**Data in this exercise**
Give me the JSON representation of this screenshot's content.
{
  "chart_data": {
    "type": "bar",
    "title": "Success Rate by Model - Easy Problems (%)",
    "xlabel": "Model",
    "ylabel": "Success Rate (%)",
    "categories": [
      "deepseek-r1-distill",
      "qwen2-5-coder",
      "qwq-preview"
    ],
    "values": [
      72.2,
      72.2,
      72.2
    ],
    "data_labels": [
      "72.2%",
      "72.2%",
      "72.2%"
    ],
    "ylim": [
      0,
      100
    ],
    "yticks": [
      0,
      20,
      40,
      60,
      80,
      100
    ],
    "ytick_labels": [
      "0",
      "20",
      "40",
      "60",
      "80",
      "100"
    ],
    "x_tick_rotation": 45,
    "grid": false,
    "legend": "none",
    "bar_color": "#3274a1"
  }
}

**Directions for this task**
Extract every line above exactly as it stands.

**Answer**
Give me the JSON representation of this screenshot's content.
{
  "chart_data": {
    "type": "bar",
    "title": "Success Rate by Model - Easy Problems (%)",
    "xlabel": "Model",
    "ylabel": "Success Rate (%)",
    "categories": [
      "deepseek-r1-distill",
      "qwen2-5-coder",
      "qwq-preview"
    ],
    "values": [
      72.2,
      72.2,
      72.2
    ],
    "data_labels": [
      "72.2%",
      "72.2%",
      "72.2%"
    ],
    "ylim": [
      0,
      100
    ],
    "yticks": [
      0,
      20,
      40,
      60,
      80,
      100
    ],
    "ytick_labels": [
      "0",
      "20",
      "40",
      "60",
      "80",
      "100"
    ],
    "x_tick_rotation": 45,
    "grid": false,
    "legend": "none",
    "bar_color": "#3274a1"
  }
}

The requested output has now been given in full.